- _PROBLEM STATEMENT_: Report how many lines contain "unsettled". The answer is a single number.

-------

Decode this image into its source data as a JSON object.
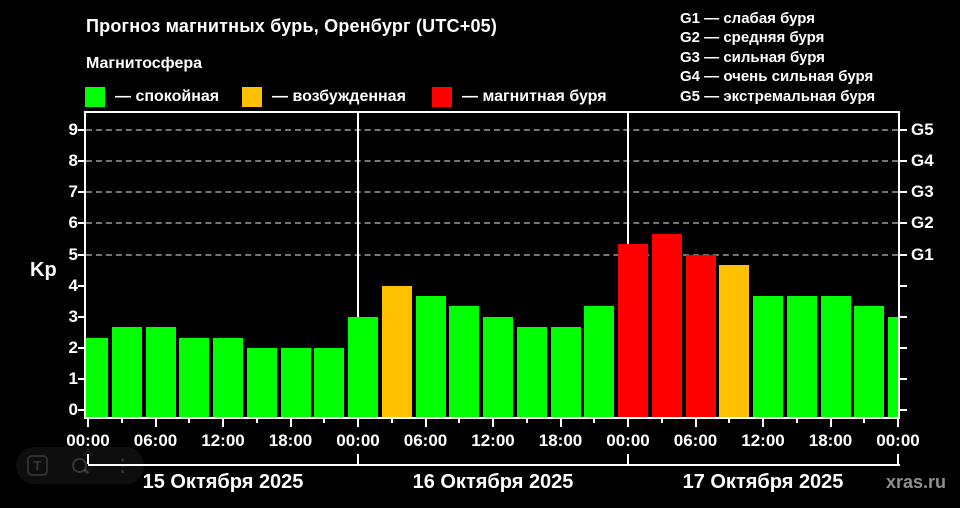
{
  "header": {
    "title": "Прогноз магнитных бурь, Оренбург (UTC+05)",
    "subtitle": "Магнитосфера"
  },
  "legend": {
    "items": [
      {
        "level": "quiet",
        "label": "— спокойная"
      },
      {
        "level": "unsettled",
        "label": "— возбужденная"
      },
      {
        "level": "storm",
        "label": "— магнитная буря"
      }
    ]
  },
  "storm_scale_legend": [
    "G1 — слабая буря",
    "G2 — средняя буря",
    "G3 — сильная буря",
    "G4 — очень сильная буря",
    "G5 — экстремальная буря"
  ],
  "footer": {
    "source": "xras.ru"
  },
  "overlay": {
    "translate_glyph": "T",
    "more_glyph": "⋮"
  },
  "chart_data": {
    "type": "bar",
    "title": "Прогноз магнитных бурь, Оренбург (UTC+05)",
    "ylabel": "Kp",
    "ylim": [
      0,
      9.6
    ],
    "yticks": [
      0,
      1,
      2,
      3,
      4,
      5,
      6,
      7,
      8,
      9
    ],
    "right_axis": [
      {
        "kp": 5,
        "label": "G1"
      },
      {
        "kp": 6,
        "label": "G2"
      },
      {
        "kp": 7,
        "label": "G3"
      },
      {
        "kp": 8,
        "label": "G4"
      },
      {
        "kp": 9,
        "label": "G5"
      }
    ],
    "grid_dashed_at": [
      5,
      6,
      7,
      8,
      9
    ],
    "slot_hours": [
      "00:00",
      "03:00",
      "06:00",
      "09:00",
      "12:00",
      "15:00",
      "18:00",
      "21:00"
    ],
    "x_major_labels": [
      "00:00",
      "06:00",
      "12:00",
      "18:00",
      "00:00",
      "06:00",
      "12:00",
      "18:00",
      "00:00",
      "06:00",
      "12:00",
      "18:00",
      "00:00"
    ],
    "days": [
      {
        "date": "15 Октября 2025",
        "values": [
          2.33,
          2.67,
          2.67,
          2.33,
          2.33,
          2.0,
          2.0,
          2.0
        ],
        "levels": [
          "quiet",
          "quiet",
          "quiet",
          "quiet",
          "quiet",
          "quiet",
          "quiet",
          "quiet"
        ]
      },
      {
        "date": "16 Октября 2025",
        "values": [
          3.0,
          4.0,
          3.67,
          3.33,
          3.0,
          2.67,
          2.67,
          3.33
        ],
        "levels": [
          "quiet",
          "unsettled",
          "quiet",
          "quiet",
          "quiet",
          "quiet",
          "quiet",
          "quiet"
        ]
      },
      {
        "date": "17 Октября 2025",
        "values": [
          5.33,
          5.67,
          5.0,
          4.67,
          3.67,
          3.67,
          3.67,
          3.33
        ],
        "levels": [
          "storm",
          "storm",
          "storm",
          "unsettled",
          "quiet",
          "quiet",
          "quiet",
          "quiet"
        ]
      }
    ],
    "trailing_bar": {
      "time": "00:00",
      "value": 3.0,
      "level": "quiet"
    },
    "level_colors": {
      "quiet": "#00ff00",
      "unsettled": "#ffc000",
      "storm": "#ff0000"
    },
    "legend_position": "top-left",
    "grid": "dashed horizontal at Kp 5-9 only"
  }
}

-------

- _WORKED ANSWER_: 4